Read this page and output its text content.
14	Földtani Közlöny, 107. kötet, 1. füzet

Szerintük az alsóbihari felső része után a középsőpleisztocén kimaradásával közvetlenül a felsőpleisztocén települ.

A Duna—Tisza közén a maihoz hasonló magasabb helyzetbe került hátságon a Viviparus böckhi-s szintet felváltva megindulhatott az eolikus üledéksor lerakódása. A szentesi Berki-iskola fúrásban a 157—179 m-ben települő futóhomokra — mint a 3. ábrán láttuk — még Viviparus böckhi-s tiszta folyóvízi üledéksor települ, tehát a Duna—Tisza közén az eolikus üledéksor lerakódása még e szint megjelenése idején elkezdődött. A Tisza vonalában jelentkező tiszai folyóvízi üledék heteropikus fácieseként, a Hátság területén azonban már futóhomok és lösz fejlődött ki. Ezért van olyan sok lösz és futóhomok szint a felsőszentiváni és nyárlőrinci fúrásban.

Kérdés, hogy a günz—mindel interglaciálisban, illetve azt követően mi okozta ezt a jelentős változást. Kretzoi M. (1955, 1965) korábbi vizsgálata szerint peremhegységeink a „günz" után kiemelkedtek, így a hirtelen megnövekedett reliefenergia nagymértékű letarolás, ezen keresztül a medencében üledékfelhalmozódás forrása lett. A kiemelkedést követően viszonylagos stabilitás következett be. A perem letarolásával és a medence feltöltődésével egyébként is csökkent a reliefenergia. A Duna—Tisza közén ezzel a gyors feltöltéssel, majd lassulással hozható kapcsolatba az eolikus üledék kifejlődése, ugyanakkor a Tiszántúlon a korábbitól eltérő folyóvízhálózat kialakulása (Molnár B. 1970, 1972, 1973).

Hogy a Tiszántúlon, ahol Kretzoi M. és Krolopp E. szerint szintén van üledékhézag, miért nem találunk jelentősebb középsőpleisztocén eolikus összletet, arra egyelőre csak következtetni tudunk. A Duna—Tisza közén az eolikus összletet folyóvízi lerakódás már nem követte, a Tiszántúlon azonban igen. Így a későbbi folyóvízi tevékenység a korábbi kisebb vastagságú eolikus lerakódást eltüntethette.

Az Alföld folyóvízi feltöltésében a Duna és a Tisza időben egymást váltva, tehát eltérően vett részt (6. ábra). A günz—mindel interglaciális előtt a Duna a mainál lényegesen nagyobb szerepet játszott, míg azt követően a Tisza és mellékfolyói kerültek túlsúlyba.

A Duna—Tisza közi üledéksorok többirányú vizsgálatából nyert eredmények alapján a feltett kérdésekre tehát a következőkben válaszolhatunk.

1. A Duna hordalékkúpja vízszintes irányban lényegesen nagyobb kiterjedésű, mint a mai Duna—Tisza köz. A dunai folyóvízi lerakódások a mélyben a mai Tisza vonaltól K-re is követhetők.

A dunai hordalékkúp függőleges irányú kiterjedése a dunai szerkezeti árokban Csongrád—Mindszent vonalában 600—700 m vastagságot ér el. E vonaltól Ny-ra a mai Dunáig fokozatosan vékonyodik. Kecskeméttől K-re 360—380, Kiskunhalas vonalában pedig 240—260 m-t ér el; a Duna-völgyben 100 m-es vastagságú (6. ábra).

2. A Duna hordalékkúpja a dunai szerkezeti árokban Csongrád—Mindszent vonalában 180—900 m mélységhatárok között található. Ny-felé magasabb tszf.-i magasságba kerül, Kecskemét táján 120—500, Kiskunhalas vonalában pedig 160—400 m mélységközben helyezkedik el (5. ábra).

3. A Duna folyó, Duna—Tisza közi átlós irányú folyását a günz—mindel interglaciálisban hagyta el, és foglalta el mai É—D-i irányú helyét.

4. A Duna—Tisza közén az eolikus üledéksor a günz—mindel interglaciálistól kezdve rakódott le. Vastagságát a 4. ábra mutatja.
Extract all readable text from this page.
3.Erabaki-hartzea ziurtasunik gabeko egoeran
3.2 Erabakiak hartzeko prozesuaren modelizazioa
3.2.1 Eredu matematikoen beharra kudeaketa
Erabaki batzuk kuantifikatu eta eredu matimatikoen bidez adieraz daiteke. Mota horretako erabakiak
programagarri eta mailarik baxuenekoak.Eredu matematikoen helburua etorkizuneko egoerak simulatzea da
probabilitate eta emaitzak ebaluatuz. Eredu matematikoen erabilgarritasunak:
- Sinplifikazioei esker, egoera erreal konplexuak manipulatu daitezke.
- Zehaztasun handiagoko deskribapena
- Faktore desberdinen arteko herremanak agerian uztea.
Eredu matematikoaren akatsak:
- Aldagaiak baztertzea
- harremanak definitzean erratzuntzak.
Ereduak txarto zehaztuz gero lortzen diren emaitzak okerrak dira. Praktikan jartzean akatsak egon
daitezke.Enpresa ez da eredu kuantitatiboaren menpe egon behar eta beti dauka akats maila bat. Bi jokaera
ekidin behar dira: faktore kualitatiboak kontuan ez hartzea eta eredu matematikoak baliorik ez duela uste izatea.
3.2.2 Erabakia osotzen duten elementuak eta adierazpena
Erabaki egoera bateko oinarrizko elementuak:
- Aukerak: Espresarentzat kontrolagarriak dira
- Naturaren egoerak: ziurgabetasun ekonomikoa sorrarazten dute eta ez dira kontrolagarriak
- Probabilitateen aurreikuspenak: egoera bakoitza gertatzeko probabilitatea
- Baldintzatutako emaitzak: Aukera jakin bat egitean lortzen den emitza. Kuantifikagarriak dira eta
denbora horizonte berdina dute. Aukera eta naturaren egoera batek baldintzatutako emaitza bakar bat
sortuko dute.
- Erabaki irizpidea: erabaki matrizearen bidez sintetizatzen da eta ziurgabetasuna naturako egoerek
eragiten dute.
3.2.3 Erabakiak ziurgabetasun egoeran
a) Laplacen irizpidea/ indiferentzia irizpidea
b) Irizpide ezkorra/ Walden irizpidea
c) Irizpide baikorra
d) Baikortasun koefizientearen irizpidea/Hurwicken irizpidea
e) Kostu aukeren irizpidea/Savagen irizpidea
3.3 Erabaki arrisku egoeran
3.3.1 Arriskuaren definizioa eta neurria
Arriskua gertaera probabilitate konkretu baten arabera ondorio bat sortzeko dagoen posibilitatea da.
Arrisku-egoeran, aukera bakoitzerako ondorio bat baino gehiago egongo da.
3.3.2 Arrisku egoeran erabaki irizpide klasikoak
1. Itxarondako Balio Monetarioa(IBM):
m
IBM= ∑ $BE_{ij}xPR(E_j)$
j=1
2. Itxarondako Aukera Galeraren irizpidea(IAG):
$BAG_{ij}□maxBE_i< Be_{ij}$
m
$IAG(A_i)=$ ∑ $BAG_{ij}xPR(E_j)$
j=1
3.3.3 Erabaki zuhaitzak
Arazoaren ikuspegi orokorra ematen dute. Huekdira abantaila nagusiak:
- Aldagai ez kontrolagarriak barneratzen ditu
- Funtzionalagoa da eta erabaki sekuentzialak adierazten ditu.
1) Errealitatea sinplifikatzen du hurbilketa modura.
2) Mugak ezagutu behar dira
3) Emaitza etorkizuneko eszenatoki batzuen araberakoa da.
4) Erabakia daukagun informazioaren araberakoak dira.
★ ★ ★ ★ ★ ★ ★
## Aim
Where a line above includes "lényegesen", copy that line.

## Reply to the exercise
Az Alföld folyóvízi feltöltésében a Duna és a Tisza időben egymást váltva, tehát eltérően vett részt (6. ábra). A günz—mindel interglaciális előtt a Duna a mainál lényegesen nagyobb szerepet játszott, míg azt követően a Tisza és mellékfolyói kerültek túlsúlyba.
1. A Duna hordalékkúpja vízszintes irányban lényegesen nagyobb kiterjedésű, mint a mai Duna—Tisza köz. A dunai folyóvízi lerakódások a mélyben a mai Tisza vonaltól K-re is követhetők.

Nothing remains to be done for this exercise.